EXERCISE PROMPT: In how many lines does the string "title" appear? Answer with the number only.
### TASK INPUT
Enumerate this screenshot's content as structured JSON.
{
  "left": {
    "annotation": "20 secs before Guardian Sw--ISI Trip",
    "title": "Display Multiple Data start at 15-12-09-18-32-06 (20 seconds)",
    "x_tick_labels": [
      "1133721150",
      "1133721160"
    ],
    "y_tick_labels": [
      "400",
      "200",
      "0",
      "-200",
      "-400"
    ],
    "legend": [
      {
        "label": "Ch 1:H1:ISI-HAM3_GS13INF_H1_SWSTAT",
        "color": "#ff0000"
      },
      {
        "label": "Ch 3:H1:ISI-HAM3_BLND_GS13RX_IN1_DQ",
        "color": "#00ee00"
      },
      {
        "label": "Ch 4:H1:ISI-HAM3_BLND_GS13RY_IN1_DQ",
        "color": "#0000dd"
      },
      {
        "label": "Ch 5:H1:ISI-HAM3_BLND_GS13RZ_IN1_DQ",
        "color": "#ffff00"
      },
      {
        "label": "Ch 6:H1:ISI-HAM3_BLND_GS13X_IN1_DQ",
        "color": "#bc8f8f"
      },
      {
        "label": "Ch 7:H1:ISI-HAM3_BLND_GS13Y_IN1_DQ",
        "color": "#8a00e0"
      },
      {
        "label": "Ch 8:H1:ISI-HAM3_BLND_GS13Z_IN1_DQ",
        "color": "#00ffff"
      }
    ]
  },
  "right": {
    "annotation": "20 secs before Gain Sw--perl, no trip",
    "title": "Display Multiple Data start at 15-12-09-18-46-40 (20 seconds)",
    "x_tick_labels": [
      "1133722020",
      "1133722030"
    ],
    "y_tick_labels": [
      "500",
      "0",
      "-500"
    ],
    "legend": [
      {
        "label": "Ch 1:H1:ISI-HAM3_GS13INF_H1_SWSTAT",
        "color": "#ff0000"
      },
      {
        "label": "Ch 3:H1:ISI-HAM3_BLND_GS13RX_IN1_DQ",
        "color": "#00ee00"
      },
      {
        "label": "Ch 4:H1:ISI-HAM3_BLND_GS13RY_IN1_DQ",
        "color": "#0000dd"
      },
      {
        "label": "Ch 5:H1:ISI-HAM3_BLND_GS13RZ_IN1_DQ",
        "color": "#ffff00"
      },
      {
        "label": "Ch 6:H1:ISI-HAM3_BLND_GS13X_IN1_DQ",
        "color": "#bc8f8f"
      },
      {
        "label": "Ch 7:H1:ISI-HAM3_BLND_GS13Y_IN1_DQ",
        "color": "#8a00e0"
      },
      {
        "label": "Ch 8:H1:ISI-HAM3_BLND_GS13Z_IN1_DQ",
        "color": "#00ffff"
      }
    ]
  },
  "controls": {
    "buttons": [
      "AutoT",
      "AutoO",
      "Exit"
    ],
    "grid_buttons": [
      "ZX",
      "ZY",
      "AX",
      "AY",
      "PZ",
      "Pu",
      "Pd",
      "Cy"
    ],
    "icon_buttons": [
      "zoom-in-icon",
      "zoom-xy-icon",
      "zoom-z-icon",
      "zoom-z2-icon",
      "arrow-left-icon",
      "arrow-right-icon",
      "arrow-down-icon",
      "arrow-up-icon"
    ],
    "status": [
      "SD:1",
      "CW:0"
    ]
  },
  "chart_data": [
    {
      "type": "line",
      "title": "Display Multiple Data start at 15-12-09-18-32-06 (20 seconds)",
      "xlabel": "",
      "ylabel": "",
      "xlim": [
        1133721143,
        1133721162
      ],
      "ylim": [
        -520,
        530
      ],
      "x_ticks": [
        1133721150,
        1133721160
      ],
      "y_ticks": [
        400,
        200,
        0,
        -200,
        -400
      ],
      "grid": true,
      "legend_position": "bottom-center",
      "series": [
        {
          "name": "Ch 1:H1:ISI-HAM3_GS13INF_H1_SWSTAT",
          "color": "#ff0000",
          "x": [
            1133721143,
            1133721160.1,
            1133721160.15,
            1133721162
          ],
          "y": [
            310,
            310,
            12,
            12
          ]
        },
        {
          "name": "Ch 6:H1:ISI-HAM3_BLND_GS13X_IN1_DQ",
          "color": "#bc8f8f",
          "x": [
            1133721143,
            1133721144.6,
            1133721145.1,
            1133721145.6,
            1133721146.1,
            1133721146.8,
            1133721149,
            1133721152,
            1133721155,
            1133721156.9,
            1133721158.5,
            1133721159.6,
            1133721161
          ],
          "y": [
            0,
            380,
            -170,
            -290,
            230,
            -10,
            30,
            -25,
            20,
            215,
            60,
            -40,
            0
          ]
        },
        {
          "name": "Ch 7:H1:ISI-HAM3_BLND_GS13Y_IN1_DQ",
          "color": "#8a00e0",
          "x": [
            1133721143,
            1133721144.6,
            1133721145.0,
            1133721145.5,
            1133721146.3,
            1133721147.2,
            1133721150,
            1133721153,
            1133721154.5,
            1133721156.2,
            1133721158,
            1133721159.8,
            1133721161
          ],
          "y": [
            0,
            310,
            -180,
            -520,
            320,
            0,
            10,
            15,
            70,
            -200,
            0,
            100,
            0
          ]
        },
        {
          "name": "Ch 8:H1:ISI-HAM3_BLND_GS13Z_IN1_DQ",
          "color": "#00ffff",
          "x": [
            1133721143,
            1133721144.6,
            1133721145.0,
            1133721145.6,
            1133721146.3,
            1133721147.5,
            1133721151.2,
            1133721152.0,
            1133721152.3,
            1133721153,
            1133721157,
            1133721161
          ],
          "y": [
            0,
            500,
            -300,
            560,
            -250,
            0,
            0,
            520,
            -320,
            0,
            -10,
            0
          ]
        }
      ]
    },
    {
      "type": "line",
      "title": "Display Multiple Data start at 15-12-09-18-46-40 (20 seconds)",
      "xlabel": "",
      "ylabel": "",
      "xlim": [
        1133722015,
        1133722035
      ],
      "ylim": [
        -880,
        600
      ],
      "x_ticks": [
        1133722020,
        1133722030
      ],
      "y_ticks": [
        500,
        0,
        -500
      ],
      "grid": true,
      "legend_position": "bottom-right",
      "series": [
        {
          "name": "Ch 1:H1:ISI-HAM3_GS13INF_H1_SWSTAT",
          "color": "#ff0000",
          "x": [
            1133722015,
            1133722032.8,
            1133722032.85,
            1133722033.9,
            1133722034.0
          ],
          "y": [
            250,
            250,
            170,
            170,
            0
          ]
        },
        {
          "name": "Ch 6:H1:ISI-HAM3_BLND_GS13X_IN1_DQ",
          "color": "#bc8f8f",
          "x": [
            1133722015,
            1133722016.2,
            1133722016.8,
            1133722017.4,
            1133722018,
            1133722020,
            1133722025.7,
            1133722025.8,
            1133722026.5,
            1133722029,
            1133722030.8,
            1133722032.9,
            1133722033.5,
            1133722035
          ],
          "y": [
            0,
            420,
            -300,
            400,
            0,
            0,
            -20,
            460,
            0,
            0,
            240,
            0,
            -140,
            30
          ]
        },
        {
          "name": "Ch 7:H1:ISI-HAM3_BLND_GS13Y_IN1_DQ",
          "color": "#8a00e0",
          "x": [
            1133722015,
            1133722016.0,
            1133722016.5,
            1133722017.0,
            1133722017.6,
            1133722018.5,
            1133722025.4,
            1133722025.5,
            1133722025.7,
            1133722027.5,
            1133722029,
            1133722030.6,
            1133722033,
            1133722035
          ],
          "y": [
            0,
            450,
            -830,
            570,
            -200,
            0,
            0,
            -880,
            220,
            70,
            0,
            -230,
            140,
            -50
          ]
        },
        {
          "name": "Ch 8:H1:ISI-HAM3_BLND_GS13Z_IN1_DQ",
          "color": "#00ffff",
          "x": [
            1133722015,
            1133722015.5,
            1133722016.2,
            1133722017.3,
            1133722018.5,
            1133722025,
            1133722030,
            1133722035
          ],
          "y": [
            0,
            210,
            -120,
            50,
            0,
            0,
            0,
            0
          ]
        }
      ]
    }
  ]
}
######
SOLVED EXERCISE: 4